Problem requirements: Reproduce the listing below without changes, except that pictures are left out.

Items:
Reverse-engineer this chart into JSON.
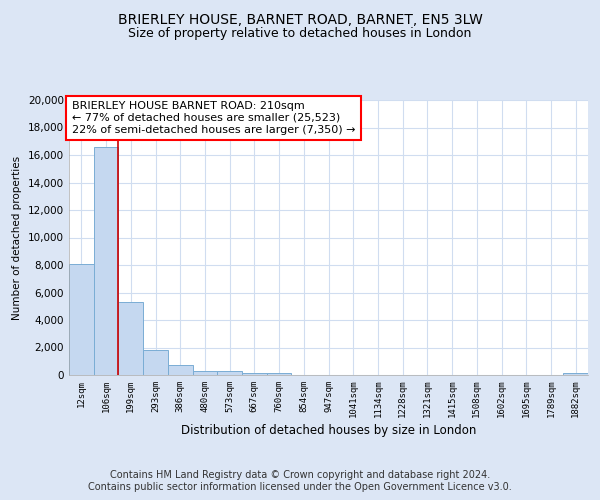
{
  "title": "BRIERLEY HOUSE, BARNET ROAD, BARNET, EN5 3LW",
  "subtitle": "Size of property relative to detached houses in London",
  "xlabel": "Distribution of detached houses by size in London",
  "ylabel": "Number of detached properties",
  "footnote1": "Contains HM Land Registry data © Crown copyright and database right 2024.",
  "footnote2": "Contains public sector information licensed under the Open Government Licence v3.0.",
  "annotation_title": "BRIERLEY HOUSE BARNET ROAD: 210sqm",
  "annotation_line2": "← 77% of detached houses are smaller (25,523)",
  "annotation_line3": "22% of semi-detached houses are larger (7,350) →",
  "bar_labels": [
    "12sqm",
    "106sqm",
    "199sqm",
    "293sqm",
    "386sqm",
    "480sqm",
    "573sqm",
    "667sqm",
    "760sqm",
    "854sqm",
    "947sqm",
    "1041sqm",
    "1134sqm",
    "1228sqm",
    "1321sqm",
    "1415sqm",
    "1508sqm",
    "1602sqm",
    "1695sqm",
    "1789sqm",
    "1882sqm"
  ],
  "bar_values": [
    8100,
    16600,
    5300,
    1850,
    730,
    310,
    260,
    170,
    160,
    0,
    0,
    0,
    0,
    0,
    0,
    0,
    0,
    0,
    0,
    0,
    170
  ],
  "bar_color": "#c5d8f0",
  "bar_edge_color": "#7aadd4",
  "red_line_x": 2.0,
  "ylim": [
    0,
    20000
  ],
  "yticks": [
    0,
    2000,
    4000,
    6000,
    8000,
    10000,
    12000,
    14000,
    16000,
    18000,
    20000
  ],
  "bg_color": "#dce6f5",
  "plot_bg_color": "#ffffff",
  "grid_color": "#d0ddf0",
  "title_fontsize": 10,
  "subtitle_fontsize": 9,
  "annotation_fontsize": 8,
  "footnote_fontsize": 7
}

Full response:
Reverse-engineer this chart into JSON.
{
  "title": "BRIERLEY HOUSE, BARNET ROAD, BARNET, EN5 3LW",
  "subtitle": "Size of property relative to detached houses in London",
  "xlabel": "Distribution of detached houses by size in London",
  "ylabel": "Number of detached properties",
  "footnote1": "Contains HM Land Registry data © Crown copyright and database right 2024.",
  "footnote2": "Contains public sector information licensed under the Open Government Licence v3.0.",
  "annotation_title": "BRIERLEY HOUSE BARNET ROAD: 210sqm",
  "annotation_line2": "← 77% of detached houses are smaller (25,523)",
  "annotation_line3": "22% of semi-detached houses are larger (7,350) →",
  "bar_labels": [
    "12sqm",
    "106sqm",
    "199sqm",
    "293sqm",
    "386sqm",
    "480sqm",
    "573sqm",
    "667sqm",
    "760sqm",
    "854sqm",
    "947sqm",
    "1041sqm",
    "1134sqm",
    "1228sqm",
    "1321sqm",
    "1415sqm",
    "1508sqm",
    "1602sqm",
    "1695sqm",
    "1789sqm",
    "1882sqm"
  ],
  "bar_values": [
    8100,
    16600,
    5300,
    1850,
    730,
    310,
    260,
    170,
    160,
    0,
    0,
    0,
    0,
    0,
    0,
    0,
    0,
    0,
    0,
    0,
    170
  ],
  "bar_color": "#c5d8f0",
  "bar_edge_color": "#7aadd4",
  "red_line_x": 2.0,
  "ylim": [
    0,
    20000
  ],
  "yticks": [
    0,
    2000,
    4000,
    6000,
    8000,
    10000,
    12000,
    14000,
    16000,
    18000,
    20000
  ],
  "bg_color": "#dce6f5",
  "plot_bg_color": "#ffffff",
  "grid_color": "#d0ddf0",
  "title_fontsize": 10,
  "subtitle_fontsize": 9,
  "annotation_fontsize": 8,
  "footnote_fontsize": 7
}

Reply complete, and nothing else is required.